- _WHAT TO PRODUCE_
Reproduce the records from the line with "- status-label: Active: [234, 307, 258, 316]" up to and including the line with "- user-email: abcd64@abc.com: [38, 49, 104, 59]", changing "Print Certificate" to "Download Certificate" and leaving everything else as it is.

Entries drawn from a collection
--------------------
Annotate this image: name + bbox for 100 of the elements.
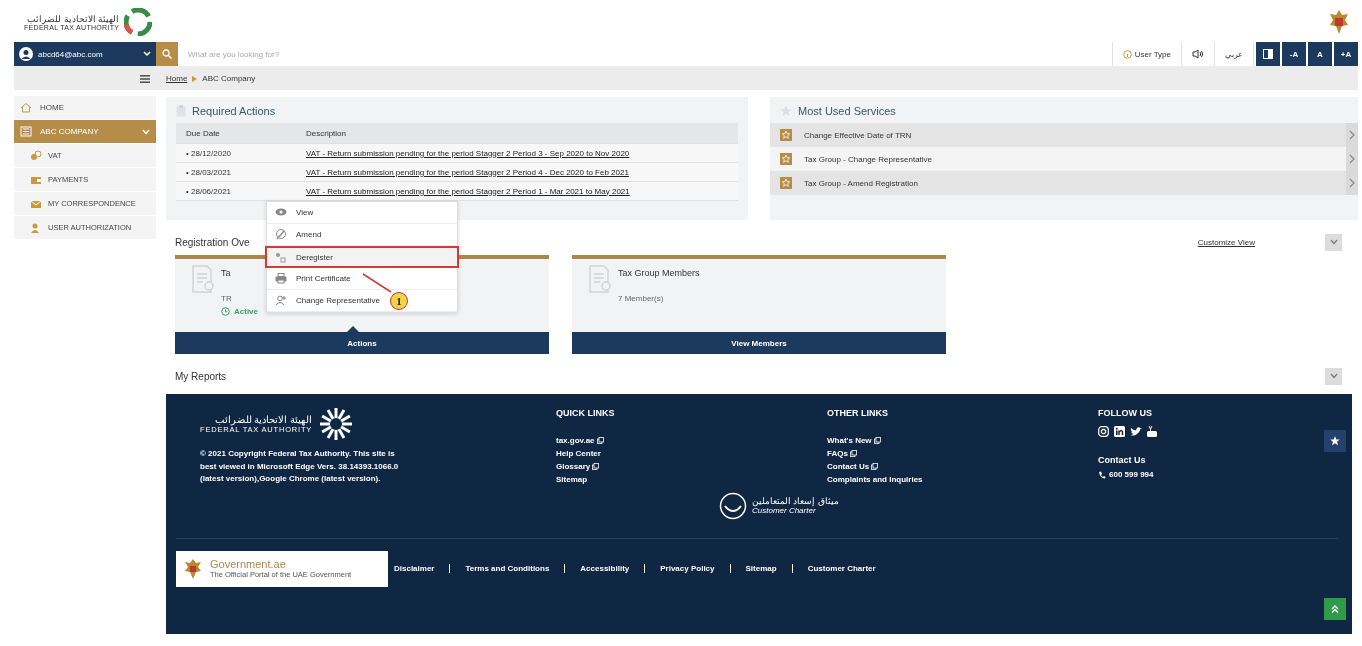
- status-label: Active: [234, 307, 258, 316]
- coins-icon: [30, 150, 42, 161]
- footer-link[interactable]: Complaints and Inquiries: [827, 475, 1098, 484]
- chevron-down-icon: [1329, 239, 1338, 245]
- card-button[interactable]: View Members: [572, 332, 946, 354]
- scroll-top-button[interactable]: [1324, 598, 1346, 620]
- favorite-button[interactable]: [1324, 430, 1346, 452]
- user-icon: [275, 295, 287, 306]
- footer-link[interactable]: Customer Charter: [791, 564, 891, 573]
- search-icon: [162, 49, 172, 59]
- social-media-icon[interactable]: [1147, 426, 1157, 437]
- menu-item[interactable]: Deregister: [265, 246, 459, 268]
- column-header: Description: [306, 128, 347, 138]
- user-type-button[interactable]: User Type: [1111, 42, 1182, 66]
- logo-arabic-text: الهيئة الاتحادية للضرائب: [27, 13, 120, 24]
- logo-icon: [318, 406, 355, 442]
- wallet-icon: [30, 174, 42, 185]
- footer-link[interactable]: Sitemap: [556, 475, 827, 484]
- section-title: Registration Ove: [175, 236, 250, 248]
- menu-item[interactable]: Print Certificate: [267, 268, 457, 290]
- card-title: Ta: [221, 268, 232, 278]
- user-email: abcd64@abc.com: [38, 49, 104, 59]
- action-link[interactable]: VAT - Return submission pending for the period Stagger 2 Period 3 - Sep 2020 to Nov 2020: [306, 148, 738, 158]
- external-link-icon: [592, 463, 600, 470]
- phone-number: 600 599 994: [1109, 470, 1154, 479]
- avatar-icon: [19, 47, 33, 61]
- service-row[interactable]: Tax Group - Amend Registration: [770, 171, 1358, 195]
- footer-heading: FOLLOW US: [1098, 408, 1153, 418]
- chevron-right-icon: [1349, 130, 1355, 140]
- collapse-button[interactable]: [1325, 233, 1342, 251]
- panel-title: Required Actions: [192, 105, 276, 117]
- external-link-icon: [849, 450, 857, 457]
- font-size-button[interactable]: +A: [1334, 42, 1358, 66]
- due-date-cell-text: • 28/03/2021: [186, 167, 233, 177]
- search-button[interactable]: [156, 42, 178, 66]
- customize-view-link[interactable]: Customize View: [1197, 237, 1255, 247]
- footer-link[interactable]: Terms and Conditions: [449, 564, 565, 573]
- footer-link[interactable]: What's New: [827, 436, 1098, 445]
- star-badge-icon: [780, 129, 792, 141]
- card-title: Tax Group Members: [618, 268, 700, 278]
- document-icon: [191, 265, 215, 293]
- chevron-down-icon: [143, 51, 151, 57]
- service-label: Tax Group - Change Representative: [804, 154, 934, 164]
- footer-link[interactable]: tax.gov.ae: [556, 436, 827, 445]
- footer-heading: Contact Us: [1098, 455, 1147, 465]
- star-badge-icon: [780, 177, 792, 189]
- eye-icon: [275, 207, 287, 218]
- chevron-right-icon: [1349, 154, 1355, 164]
- social-media-icon[interactable]: [1130, 426, 1142, 437]
- double-chevron-up-icon: [1331, 605, 1339, 613]
- chevron-right-icon: [1349, 178, 1355, 188]
- sidebar-item[interactable]: HOME: [14, 96, 156, 120]
- external-link-icon: [871, 463, 879, 470]
- footer-link[interactable]: Glossary: [556, 462, 827, 471]
- external-link-icon: [596, 437, 604, 444]
- chevron-down-icon: [1329, 373, 1338, 379]
- font-size-button[interactable]: -A: [1282, 42, 1306, 66]
- social-media-icon[interactable]: [1098, 426, 1109, 437]
- info-icon: [1122, 49, 1132, 59]
- speaker-icon[interactable]: [1192, 49, 1204, 59]
- due-date-cell-text: • 28/06/2021: [186, 186, 233, 196]
- breadcrumb-link[interactable]: Home: [166, 74, 188, 83]
- due-date-cell-text: • 28/12/2020: [186, 148, 233, 158]
- check-circle-icon: [221, 307, 230, 316]
- contrast-button[interactable]: [1256, 42, 1280, 66]
- social-media-icon[interactable]: [1114, 426, 1125, 437]
- footer-link[interactable]: FAQs: [827, 449, 1098, 458]
- star-icon: [1330, 436, 1340, 446]
- printer-icon: [275, 273, 287, 284]
- gov-title: Government.ae: [210, 558, 287, 570]
- footer-link[interactable]: Sitemap: [729, 564, 792, 573]
- user-icon: [30, 222, 42, 233]
- action-link[interactable]: VAT - Return submission pending for the period Stagger 2 Period 4 - Dec 2020 to Feb 2021: [306, 167, 738, 177]
- user-type-label: User Type: [1134, 49, 1171, 59]
- deregister-icon: [275, 251, 287, 263]
- footer-link[interactable]: Help Center: [556, 449, 827, 458]
- menu-icon[interactable]: [140, 74, 150, 83]
- building-icon: [20, 126, 32, 137]
- user-menu[interactable]: abcd64@abc.com: [14, 42, 156, 66]
- copyright-text: © 2021 Copyright Federal Tax Authority. This site is best viewed in Microsoft Edge Vers. 38.14393.1066.0 (latest version),Google Chrome (latest version).: [200, 448, 400, 485]
- clipboard-icon: [176, 105, 186, 117]
- language-link[interactable]: عربي: [1215, 42, 1254, 66]
- contrast-icon: [1263, 49, 1273, 59]
- menu-item[interactable]: View: [267, 202, 457, 224]
- service-label: Change Effective Date of TRN: [804, 130, 913, 140]
- font-size-button[interactable]: A: [1308, 42, 1332, 66]
- external-link-icon: [873, 437, 881, 444]
- collapse-button[interactable]: [1325, 367, 1342, 385]
- footer-link[interactable]: Privacy Policy: [644, 564, 730, 573]
- card-detail: TR: [221, 294, 233, 303]
- footer-link[interactable]: Disclaimer: [394, 564, 450, 573]
- emblem-icon: [184, 557, 202, 580]
- service-label: Tax Group - Amend Registration: [804, 178, 919, 188]
- star-badge-icon: [780, 153, 792, 165]
- footer-heading: QUICK LINKS: [556, 408, 616, 418]
- section-title: My Reports: [175, 370, 227, 382]
- action-link[interactable]: VAT - Return submission pending for the period Stagger 2 Period 1 - Mar 2021 to May 2021: [306, 186, 738, 196]
- service-row[interactable]: Change Effective Date of TRN: [770, 123, 1358, 147]
- footer-link[interactable]: Contact Us: [827, 462, 1098, 471]
- footer-link[interactable]: Accessibility: [564, 564, 645, 573]
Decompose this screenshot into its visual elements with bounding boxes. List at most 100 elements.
--------------------
- _OUTPUT FOR THIS TASK_
- status-label: Active: [234, 307, 258, 316]
- coins-icon: [30, 150, 42, 161]
- footer-link[interactable]: Complaints and Inquiries: [827, 475, 1098, 484]
- chevron-down-icon: [1329, 239, 1338, 245]
- card-button[interactable]: View Members: [572, 332, 946, 354]
- scroll-top-button[interactable]: [1324, 598, 1346, 620]
- favorite-button[interactable]: [1324, 430, 1346, 452]
- user-icon: [275, 295, 287, 306]
- footer-link[interactable]: Customer Charter: [791, 564, 891, 573]
- search-icon: [162, 49, 172, 59]
- social-media-icon[interactable]: [1147, 426, 1157, 437]
- menu-item[interactable]: Deregister: [265, 246, 459, 268]
- column-header: Description: [306, 128, 347, 138]
- user-type-button[interactable]: User Type: [1111, 42, 1182, 66]
- logo-arabic-text: الهيئة الاتحادية للضرائب: [27, 13, 120, 24]
- logo-icon: [318, 406, 355, 442]
- wallet-icon: [30, 174, 42, 185]
- footer-link[interactable]: Sitemap: [556, 475, 827, 484]
- section-title: Registration Ove: [175, 236, 250, 248]
- menu-item[interactable]: Download Certificate: [267, 268, 457, 290]
- card-title: Ta: [221, 268, 232, 278]
- user-email: abcd64@abc.com: [38, 49, 104, 59]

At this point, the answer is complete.